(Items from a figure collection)
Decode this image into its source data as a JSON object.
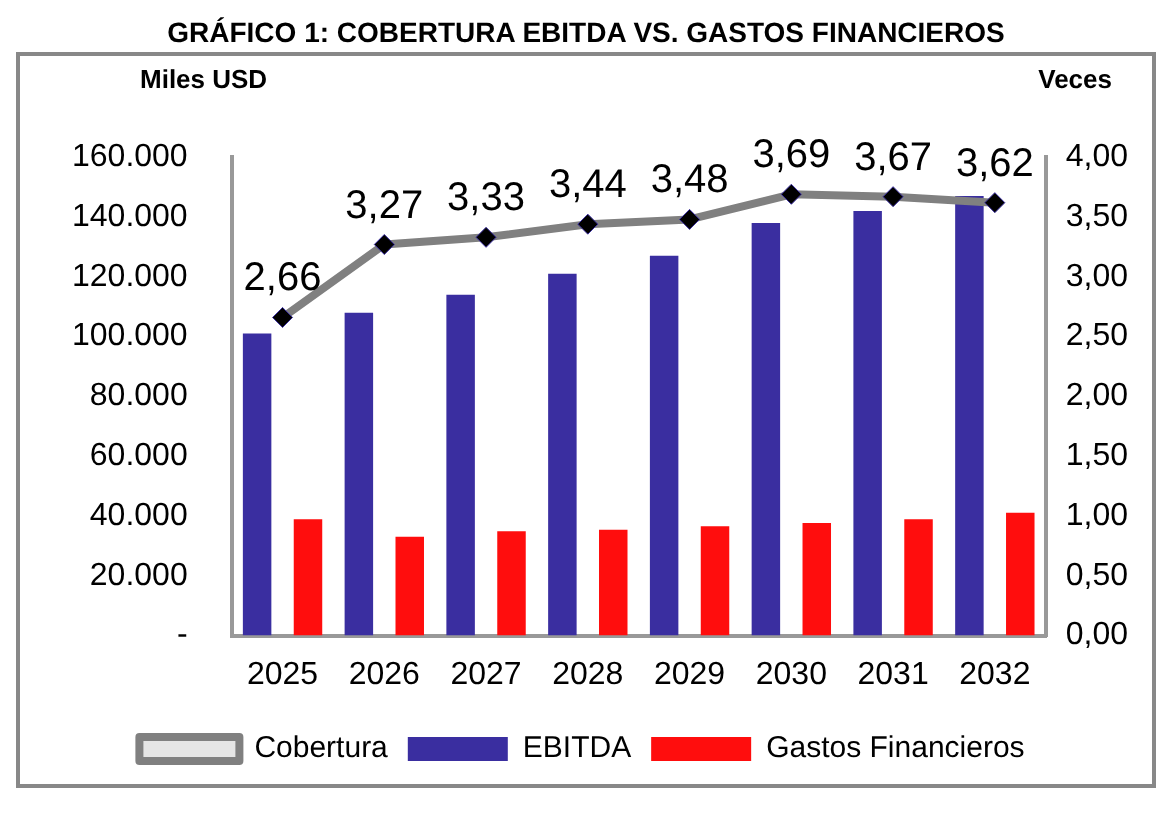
{
  "chart_data": {
    "type": "bar",
    "title": "GRÁFICO 1: COBERTURA EBITDA VS. GASTOS FINANCIEROS",
    "ylabel": "Miles USD",
    "y2label": "Veces",
    "categories": [
      "2025",
      "2026",
      "2027",
      "2028",
      "2029",
      "2030",
      "2031",
      "2032"
    ],
    "series": [
      {
        "name": "EBITDA",
        "color": "#3a2ea0",
        "values": [
          101000,
          108000,
          114000,
          121000,
          127000,
          138000,
          142000,
          147000
        ]
      },
      {
        "name": "Gastos Financieros",
        "color": "#ff0d0d",
        "values": [
          38900,
          33100,
          34900,
          35400,
          36600,
          37700,
          38900,
          41100
        ]
      },
      {
        "name": "Cobertura",
        "type": "line",
        "axis": "y2",
        "color": "#808080",
        "marker": "diamond",
        "values": [
          2.66,
          3.27,
          3.33,
          3.44,
          3.48,
          3.69,
          3.67,
          3.62
        ],
        "value_labels": [
          "2,66",
          "3,27",
          "3,33",
          "3,44",
          "3,48",
          "3,69",
          "3,67",
          "3,62"
        ]
      }
    ],
    "ylim": [
      0,
      160000
    ],
    "yticks": [
      {
        "value": 0,
        "label": "-"
      },
      {
        "value": 20000,
        "label": "20.000"
      },
      {
        "value": 40000,
        "label": "40.000"
      },
      {
        "value": 60000,
        "label": "60.000"
      },
      {
        "value": 80000,
        "label": "80.000"
      },
      {
        "value": 100000,
        "label": "100.000"
      },
      {
        "value": 120000,
        "label": "120.000"
      },
      {
        "value": 140000,
        "label": "140.000"
      },
      {
        "value": 160000,
        "label": "160.000"
      }
    ],
    "y2lim": [
      0,
      4
    ],
    "y2ticks": [
      {
        "value": 0,
        "label": "0,00"
      },
      {
        "value": 0.5,
        "label": "0,50"
      },
      {
        "value": 1,
        "label": "1,00"
      },
      {
        "value": 1.5,
        "label": "1,50"
      },
      {
        "value": 2,
        "label": "2,00"
      },
      {
        "value": 2.5,
        "label": "2,50"
      },
      {
        "value": 3,
        "label": "3,00"
      },
      {
        "value": 3.5,
        "label": "3,50"
      },
      {
        "value": 4,
        "label": "4,00"
      }
    ],
    "grid": false,
    "legend": "bottom"
  }
}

Exercise objective -> Reproduce every entry exactly, but omit each picture.

Output for this task ->
Decode this image into its source data as a JSON object.
{
  "chart_data": {
    "type": "bar",
    "title": "GRÁFICO 1: COBERTURA EBITDA VS. GASTOS FINANCIEROS",
    "ylabel": "Miles USD",
    "y2label": "Veces",
    "categories": [
      "2025",
      "2026",
      "2027",
      "2028",
      "2029",
      "2030",
      "2031",
      "2032"
    ],
    "series": [
      {
        "name": "EBITDA",
        "color": "#3a2ea0",
        "values": [
          101000,
          108000,
          114000,
          121000,
          127000,
          138000,
          142000,
          147000
        ]
      },
      {
        "name": "Gastos Financieros",
        "color": "#ff0d0d",
        "values": [
          38900,
          33100,
          34900,
          35400,
          36600,
          37700,
          38900,
          41100
        ]
      },
      {
        "name": "Cobertura",
        "type": "line",
        "axis": "y2",
        "color": "#808080",
        "marker": "diamond",
        "values": [
          2.66,
          3.27,
          3.33,
          3.44,
          3.48,
          3.69,
          3.67,
          3.62
        ],
        "value_labels": [
          "2,66",
          "3,27",
          "3,33",
          "3,44",
          "3,48",
          "3,69",
          "3,67",
          "3,62"
        ]
      }
    ],
    "ylim": [
      0,
      160000
    ],
    "yticks": [
      {
        "value": 0,
        "label": "-"
      },
      {
        "value": 20000,
        "label": "20.000"
      },
      {
        "value": 40000,
        "label": "40.000"
      },
      {
        "value": 60000,
        "label": "60.000"
      },
      {
        "value": 80000,
        "label": "80.000"
      },
      {
        "value": 100000,
        "label": "100.000"
      },
      {
        "value": 120000,
        "label": "120.000"
      },
      {
        "value": 140000,
        "label": "140.000"
      },
      {
        "value": 160000,
        "label": "160.000"
      }
    ],
    "y2lim": [
      0,
      4
    ],
    "y2ticks": [
      {
        "value": 0,
        "label": "0,00"
      },
      {
        "value": 0.5,
        "label": "0,50"
      },
      {
        "value": 1,
        "label": "1,00"
      },
      {
        "value": 1.5,
        "label": "1,50"
      },
      {
        "value": 2,
        "label": "2,00"
      },
      {
        "value": 2.5,
        "label": "2,50"
      },
      {
        "value": 3,
        "label": "3,00"
      },
      {
        "value": 3.5,
        "label": "3,50"
      },
      {
        "value": 4,
        "label": "4,00"
      }
    ],
    "grid": false,
    "legend": "bottom"
  }
}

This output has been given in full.